▶ **Exercise input**:
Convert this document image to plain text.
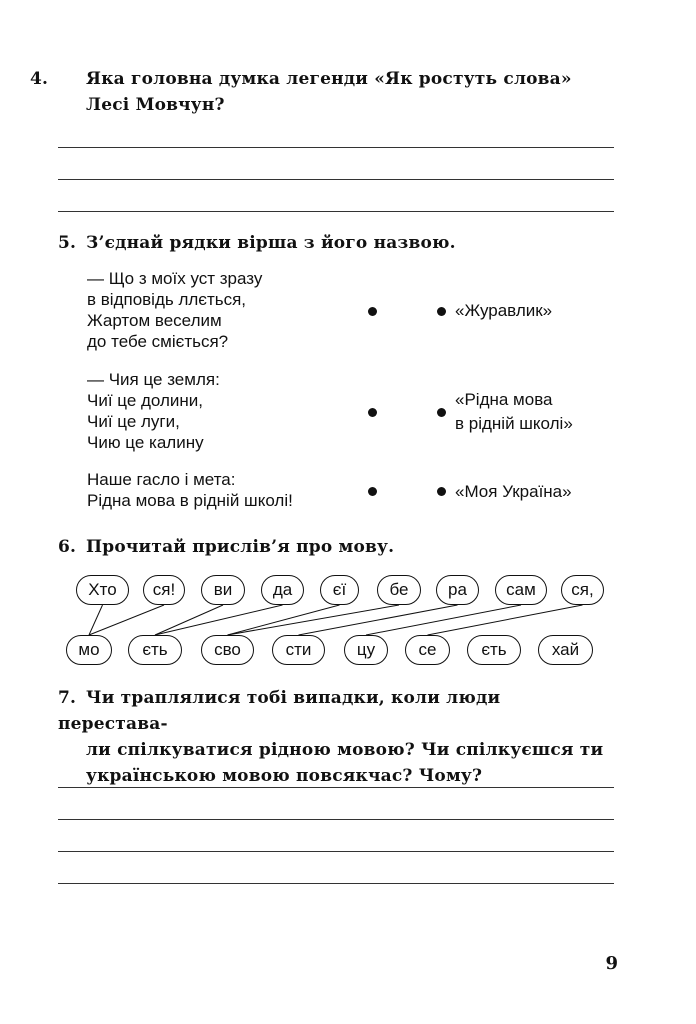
4. Яка головна думка легенди «Як ростуть слова» Лесі Мовчун?
5. З’єднай рядки вірша з його назвою.
— Що з моїх уст зразу
в відповідь ллється,
Жартом веселим
до тебе сміється?
— Чия це земля:
Чиї це долини,
Чиї це луги,
Чию це калину
Наше гасло і мета:
Рідна мова в рідній школі!
«Журавлик»
«Рідна мова
в рідній школі»
«Моя Україна»
6. Прочитай прислів’я про мову.
Хто	ся!	ви	да	єї	бе	ра	сам	ся,
мо	єть	сво	сти	цу	се	єть	хай
7. Чи траплялися тобі випадки, коли люди переставa-
ли спілкуватися рідною мовою? Чи спілкуєшся ти
українською мовою повсякчас? Чому?
9
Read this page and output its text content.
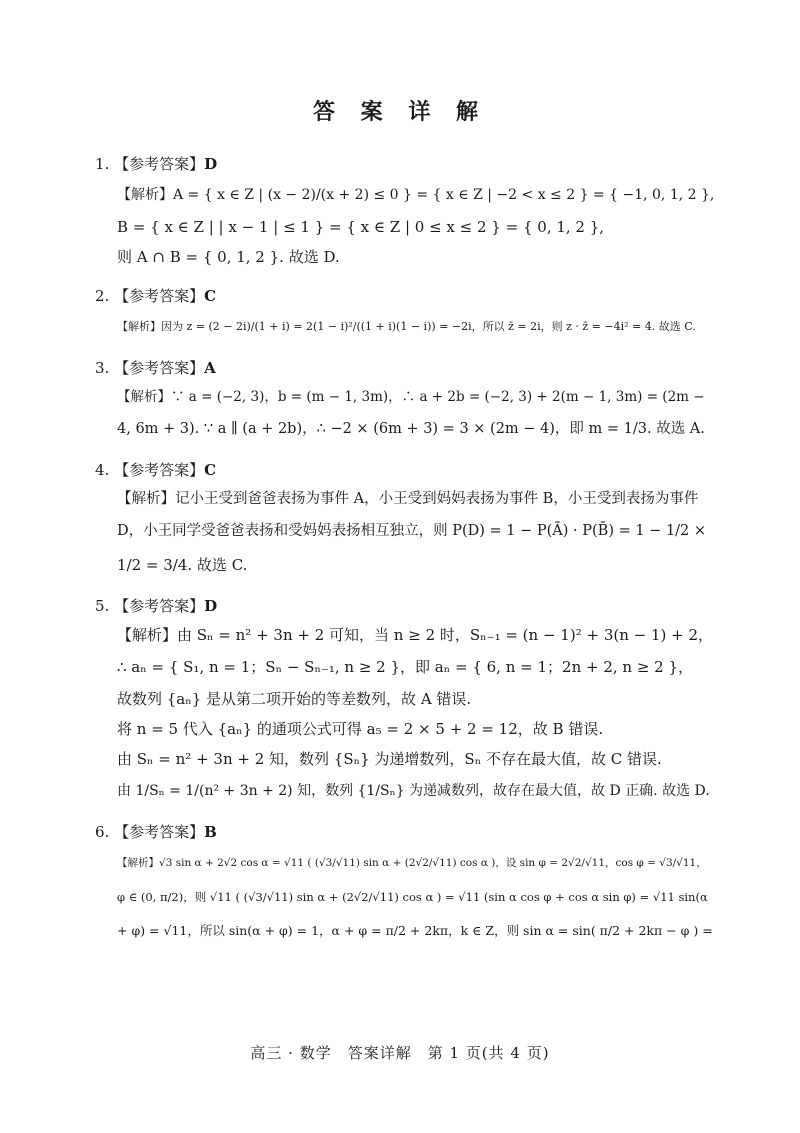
答 案 详 解
1. 【参考答案】D
【解析】A = { x ∈ Z | (x − 2)/(x + 2) ≤ 0 } = { x ∈ Z | −2 < x ≤ 2 } = { −1, 0, 1, 2 },
B = { x ∈ Z | | x − 1 | ≤ 1 } = { x ∈ Z | 0 ≤ x ≤ 2 } = { 0, 1, 2 },
则 A ∩ B = { 0, 1, 2 }. 故选 D.
2. 【参考答案】C
【解析】因为 z = (2 − 2i)/(1 + i) = 2(1 − i)²/((1 + i)(1 − i)) = −2i，所以 z̄ = 2i，则 z · z̄ = −4i² = 4. 故选 C.
3. 【参考答案】A
【解析】∵ a = (−2, 3)，b = (m − 1, 3m)，∴ a + 2b = (−2, 3) + 2(m − 1, 3m) = (2m −
4, 6m + 3). ∵ a ∥ (a + 2b)，∴ −2 × (6m + 3) = 3 × (2m − 4)，即 m = 1/3. 故选 A.
4. 【参考答案】C
【解析】记小王受到爸爸表扬为事件 A，小王受到妈妈表扬为事件 B，小王受到表扬为事件
D，小王同学受爸爸表扬和受妈妈表扬相互独立，则 P(D) = 1 − P(Ā) · P(B̄) = 1 − 1/2 ×
1/2 = 3/4. 故选 C.
5. 【参考答案】D
【解析】由 Sₙ = n² + 3n + 2 可知，当 n ≥ 2 时，Sₙ₋₁ = (n − 1)² + 3(n − 1) + 2，
∴ aₙ = { S₁, n = 1；Sₙ − Sₙ₋₁, n ≥ 2 }，即 aₙ = { 6, n = 1；2n + 2, n ≥ 2 }，
故数列 {aₙ} 是从第二项开始的等差数列，故 A 错误.
将 n = 5 代入 {aₙ} 的通项公式可得 a₅ = 2 × 5 + 2 = 12，故 B 错误.
由 Sₙ = n² + 3n + 2 知，数列 {Sₙ} 为递增数列，Sₙ 不存在最大值，故 C 错误.
由 1/Sₙ = 1/(n² + 3n + 2) 知，数列 {1/Sₙ} 为递减数列，故存在最大值，故 D 正确. 故选 D.
6. 【参考答案】B
【解析】√3 sin α + 2√2 cos α = √11 ( (√3/√11) sin α + (2√2/√11) cos α )，设 sin φ = 2√2/√11，cos φ = √3/√11，
φ ∈ (0, π/2)，则 √11 ( (√3/√11) sin α + (2√2/√11) cos α ) = √11 (sin α cos φ + cos α sin φ) = √11 sin(α
+ φ) = √11，所以 sin(α + φ) = 1，α + φ = π/2 + 2kπ，k ∈ Z，则 sin α = sin( π/2 + 2kπ − φ ) =
高三 · 数学　答案详解　第 1 页(共 4 页)
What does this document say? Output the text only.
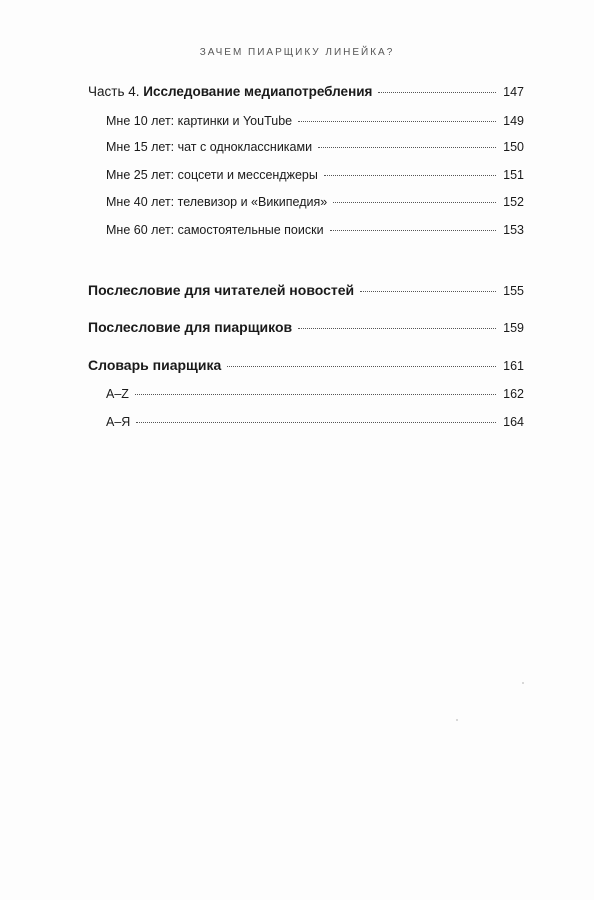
ЗАЧЕМ ПИАРЩИКУ ЛИНЕЙКА?
Часть 4. Исследование медиапотребления	147
Мне 10 лет: картинки и YouTube	149
Мне 15 лет: чат с одноклассниками	150
Мне 25 лет: соцсети и мессенджеры	151
Мне 40 лет: телевизор и «Википедия»	152
Мне 60 лет: самостоятельные поиски	153
Послесловие для читателей новостей	155
Послесловие для пиарщиков	159
Словарь пиарщика	161
A–Z	162
А–Я	164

▶ **What to do**: Count each line above in which the string "参考答案" appears, then state only the total.

▶ **Correct response**: 6